WHAT YOU ARE ASKED TO DO: Select and copy out every line in the records containing "Funds".

TASK DATA:
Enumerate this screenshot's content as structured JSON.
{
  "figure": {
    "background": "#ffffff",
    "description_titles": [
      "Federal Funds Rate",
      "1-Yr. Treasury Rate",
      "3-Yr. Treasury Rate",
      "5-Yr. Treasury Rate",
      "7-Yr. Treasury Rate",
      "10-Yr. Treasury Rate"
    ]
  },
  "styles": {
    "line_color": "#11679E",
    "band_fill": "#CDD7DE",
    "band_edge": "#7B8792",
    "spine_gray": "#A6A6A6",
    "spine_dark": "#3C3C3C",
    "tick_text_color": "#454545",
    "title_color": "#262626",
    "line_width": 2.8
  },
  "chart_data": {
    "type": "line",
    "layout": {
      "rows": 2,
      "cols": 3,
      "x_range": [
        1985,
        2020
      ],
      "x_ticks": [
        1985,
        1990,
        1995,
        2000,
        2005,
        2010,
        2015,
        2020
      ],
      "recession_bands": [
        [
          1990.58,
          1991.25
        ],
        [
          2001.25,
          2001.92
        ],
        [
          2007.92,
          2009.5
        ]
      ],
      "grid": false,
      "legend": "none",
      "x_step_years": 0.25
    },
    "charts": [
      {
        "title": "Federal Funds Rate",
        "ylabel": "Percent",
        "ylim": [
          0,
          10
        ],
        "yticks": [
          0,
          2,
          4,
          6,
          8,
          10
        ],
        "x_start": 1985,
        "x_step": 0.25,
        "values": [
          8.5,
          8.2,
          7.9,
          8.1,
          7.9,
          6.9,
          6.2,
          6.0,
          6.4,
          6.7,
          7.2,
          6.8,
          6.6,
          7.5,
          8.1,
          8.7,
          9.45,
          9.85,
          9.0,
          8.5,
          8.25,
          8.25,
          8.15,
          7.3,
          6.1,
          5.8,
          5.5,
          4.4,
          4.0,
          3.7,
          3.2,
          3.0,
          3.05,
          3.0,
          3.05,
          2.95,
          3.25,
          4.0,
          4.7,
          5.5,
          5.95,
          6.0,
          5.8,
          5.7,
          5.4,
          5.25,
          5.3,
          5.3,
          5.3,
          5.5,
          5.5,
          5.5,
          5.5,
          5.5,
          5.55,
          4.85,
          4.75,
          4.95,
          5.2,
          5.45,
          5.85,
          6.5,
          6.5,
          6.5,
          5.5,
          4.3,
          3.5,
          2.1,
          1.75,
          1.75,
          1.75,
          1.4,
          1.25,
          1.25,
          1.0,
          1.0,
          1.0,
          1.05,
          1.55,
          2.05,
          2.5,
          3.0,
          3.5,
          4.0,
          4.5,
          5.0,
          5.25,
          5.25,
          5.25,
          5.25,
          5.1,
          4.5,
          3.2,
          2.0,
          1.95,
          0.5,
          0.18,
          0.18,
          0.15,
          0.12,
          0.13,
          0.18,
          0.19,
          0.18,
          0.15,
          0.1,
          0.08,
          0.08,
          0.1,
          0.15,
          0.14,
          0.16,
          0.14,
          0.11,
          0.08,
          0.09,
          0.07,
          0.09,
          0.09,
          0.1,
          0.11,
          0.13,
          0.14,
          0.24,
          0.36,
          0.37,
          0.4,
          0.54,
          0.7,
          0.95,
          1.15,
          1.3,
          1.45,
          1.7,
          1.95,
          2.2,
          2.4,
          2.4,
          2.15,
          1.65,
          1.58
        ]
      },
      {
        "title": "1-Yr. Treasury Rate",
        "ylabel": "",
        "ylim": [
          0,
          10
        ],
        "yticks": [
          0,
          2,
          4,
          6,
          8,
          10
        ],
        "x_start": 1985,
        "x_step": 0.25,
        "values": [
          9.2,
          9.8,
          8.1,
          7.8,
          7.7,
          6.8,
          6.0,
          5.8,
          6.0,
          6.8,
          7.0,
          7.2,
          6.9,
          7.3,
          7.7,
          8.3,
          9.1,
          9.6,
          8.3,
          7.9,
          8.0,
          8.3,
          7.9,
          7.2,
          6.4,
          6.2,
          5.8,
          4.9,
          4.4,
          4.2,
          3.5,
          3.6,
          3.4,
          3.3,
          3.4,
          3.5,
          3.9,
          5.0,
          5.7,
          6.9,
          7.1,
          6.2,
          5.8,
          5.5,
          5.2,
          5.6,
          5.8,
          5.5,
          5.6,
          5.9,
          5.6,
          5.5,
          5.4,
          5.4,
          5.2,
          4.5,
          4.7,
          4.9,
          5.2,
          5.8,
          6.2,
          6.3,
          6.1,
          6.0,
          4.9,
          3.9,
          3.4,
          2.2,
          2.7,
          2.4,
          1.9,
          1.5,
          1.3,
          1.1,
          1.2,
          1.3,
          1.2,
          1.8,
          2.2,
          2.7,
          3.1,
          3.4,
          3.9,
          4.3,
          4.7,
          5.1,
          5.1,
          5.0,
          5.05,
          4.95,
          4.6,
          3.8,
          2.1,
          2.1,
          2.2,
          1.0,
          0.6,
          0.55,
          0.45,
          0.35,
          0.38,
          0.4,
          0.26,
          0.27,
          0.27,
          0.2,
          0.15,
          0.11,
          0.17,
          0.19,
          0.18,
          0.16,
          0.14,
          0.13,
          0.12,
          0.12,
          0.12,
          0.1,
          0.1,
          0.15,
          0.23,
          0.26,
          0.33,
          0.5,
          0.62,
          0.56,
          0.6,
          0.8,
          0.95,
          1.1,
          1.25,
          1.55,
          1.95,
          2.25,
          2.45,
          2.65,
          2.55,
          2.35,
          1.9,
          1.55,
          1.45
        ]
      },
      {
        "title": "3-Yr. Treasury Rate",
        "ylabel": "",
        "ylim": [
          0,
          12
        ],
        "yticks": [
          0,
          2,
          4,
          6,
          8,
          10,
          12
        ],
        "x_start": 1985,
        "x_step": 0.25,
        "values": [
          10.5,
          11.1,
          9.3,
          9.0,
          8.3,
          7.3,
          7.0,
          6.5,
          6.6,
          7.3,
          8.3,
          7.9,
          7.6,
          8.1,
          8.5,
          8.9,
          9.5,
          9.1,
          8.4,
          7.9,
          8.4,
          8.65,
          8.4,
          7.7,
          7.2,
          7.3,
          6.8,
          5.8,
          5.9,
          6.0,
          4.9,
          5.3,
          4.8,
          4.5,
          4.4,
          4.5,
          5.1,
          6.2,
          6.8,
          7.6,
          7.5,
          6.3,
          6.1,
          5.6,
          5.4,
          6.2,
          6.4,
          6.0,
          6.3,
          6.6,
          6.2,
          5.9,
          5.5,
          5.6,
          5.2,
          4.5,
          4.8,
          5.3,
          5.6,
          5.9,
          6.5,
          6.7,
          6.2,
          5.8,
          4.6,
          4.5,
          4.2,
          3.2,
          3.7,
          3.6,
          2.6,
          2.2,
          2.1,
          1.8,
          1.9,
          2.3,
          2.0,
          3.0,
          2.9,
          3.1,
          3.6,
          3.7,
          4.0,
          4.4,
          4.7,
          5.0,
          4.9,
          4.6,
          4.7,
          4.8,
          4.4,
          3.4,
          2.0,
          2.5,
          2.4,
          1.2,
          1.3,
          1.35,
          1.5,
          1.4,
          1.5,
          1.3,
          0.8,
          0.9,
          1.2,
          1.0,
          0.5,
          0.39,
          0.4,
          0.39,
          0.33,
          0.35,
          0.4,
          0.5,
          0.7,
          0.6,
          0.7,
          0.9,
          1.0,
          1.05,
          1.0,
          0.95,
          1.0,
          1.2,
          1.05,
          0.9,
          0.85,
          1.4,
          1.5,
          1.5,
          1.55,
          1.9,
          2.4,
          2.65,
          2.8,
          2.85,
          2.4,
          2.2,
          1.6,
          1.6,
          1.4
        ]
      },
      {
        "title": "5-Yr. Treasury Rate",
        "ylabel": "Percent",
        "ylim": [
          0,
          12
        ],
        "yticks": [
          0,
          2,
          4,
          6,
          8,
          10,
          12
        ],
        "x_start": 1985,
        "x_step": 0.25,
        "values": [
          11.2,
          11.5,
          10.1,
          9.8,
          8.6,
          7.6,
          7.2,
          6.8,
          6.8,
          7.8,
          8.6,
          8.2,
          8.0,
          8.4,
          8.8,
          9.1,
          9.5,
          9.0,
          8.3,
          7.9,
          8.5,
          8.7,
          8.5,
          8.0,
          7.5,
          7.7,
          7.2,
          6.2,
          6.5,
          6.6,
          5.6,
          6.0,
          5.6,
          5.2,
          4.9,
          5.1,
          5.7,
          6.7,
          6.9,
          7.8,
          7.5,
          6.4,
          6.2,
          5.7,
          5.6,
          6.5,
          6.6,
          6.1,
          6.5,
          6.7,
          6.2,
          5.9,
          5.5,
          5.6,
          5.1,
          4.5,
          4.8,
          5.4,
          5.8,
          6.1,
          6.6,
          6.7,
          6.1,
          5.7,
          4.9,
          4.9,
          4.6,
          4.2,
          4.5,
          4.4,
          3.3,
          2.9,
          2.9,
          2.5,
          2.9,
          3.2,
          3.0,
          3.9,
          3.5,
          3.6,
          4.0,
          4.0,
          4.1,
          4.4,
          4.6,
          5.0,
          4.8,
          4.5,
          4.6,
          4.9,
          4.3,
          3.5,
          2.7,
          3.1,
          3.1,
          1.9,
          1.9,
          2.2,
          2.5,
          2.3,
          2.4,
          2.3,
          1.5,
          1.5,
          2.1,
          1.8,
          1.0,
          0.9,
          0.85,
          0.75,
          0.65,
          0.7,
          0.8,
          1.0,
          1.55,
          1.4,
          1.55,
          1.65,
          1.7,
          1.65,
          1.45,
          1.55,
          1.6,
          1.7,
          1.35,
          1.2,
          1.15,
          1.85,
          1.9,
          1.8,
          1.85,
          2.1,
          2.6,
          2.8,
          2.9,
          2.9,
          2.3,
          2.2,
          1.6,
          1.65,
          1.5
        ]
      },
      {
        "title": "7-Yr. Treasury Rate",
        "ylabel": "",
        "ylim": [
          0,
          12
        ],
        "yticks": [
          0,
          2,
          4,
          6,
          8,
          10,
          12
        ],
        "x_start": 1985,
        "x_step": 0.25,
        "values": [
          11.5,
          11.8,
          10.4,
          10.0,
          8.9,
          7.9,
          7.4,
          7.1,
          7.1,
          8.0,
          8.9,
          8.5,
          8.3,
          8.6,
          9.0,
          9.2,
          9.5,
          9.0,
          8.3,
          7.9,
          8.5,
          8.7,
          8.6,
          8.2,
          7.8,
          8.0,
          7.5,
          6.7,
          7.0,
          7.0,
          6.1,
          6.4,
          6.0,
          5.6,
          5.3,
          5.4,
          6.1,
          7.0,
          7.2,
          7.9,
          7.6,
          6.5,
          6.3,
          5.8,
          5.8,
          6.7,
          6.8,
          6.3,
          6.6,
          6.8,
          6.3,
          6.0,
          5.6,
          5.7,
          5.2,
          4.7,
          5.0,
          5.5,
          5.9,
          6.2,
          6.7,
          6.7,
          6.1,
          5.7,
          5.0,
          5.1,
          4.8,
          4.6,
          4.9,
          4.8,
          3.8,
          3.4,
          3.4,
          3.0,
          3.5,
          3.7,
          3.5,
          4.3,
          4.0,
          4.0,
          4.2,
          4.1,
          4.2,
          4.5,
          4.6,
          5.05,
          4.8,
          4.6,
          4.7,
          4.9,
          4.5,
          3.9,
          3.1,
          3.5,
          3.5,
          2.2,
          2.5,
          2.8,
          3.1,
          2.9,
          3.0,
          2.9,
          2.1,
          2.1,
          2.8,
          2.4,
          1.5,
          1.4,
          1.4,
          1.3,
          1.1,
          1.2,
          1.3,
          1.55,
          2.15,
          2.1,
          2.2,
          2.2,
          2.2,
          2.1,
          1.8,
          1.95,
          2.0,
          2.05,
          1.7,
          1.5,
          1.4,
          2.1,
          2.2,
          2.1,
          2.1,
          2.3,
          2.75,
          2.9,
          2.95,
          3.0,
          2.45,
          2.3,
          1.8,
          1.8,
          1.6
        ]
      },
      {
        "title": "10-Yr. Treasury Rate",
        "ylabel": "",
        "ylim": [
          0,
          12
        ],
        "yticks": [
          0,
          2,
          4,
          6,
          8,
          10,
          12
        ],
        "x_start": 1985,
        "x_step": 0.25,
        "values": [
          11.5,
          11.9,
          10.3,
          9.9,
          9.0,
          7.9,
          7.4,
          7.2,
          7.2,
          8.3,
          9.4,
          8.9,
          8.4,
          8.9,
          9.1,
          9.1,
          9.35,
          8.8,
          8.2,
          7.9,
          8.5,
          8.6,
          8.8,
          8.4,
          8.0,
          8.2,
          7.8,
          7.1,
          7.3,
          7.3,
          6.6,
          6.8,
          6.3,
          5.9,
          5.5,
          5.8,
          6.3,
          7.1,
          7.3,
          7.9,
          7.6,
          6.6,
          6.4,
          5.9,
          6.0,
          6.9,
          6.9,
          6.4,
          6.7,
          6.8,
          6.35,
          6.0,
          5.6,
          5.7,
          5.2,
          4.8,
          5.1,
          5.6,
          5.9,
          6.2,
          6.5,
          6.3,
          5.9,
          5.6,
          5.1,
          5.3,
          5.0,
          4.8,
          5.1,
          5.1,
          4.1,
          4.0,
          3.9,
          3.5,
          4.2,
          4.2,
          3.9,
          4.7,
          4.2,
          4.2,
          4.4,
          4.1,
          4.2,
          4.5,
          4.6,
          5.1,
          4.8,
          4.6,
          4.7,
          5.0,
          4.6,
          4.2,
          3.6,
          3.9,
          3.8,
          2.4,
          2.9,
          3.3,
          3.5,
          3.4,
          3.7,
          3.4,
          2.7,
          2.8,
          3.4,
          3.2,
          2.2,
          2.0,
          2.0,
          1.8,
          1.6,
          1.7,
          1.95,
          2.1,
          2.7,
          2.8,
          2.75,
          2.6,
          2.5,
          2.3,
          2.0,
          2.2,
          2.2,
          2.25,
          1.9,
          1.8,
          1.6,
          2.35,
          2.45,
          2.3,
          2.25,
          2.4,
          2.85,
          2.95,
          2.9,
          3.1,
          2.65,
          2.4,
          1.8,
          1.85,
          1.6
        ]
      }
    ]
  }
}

ANSWER TO THE TASK:
      "Federal Funds Rate",
        "title": "Federal Funds Rate",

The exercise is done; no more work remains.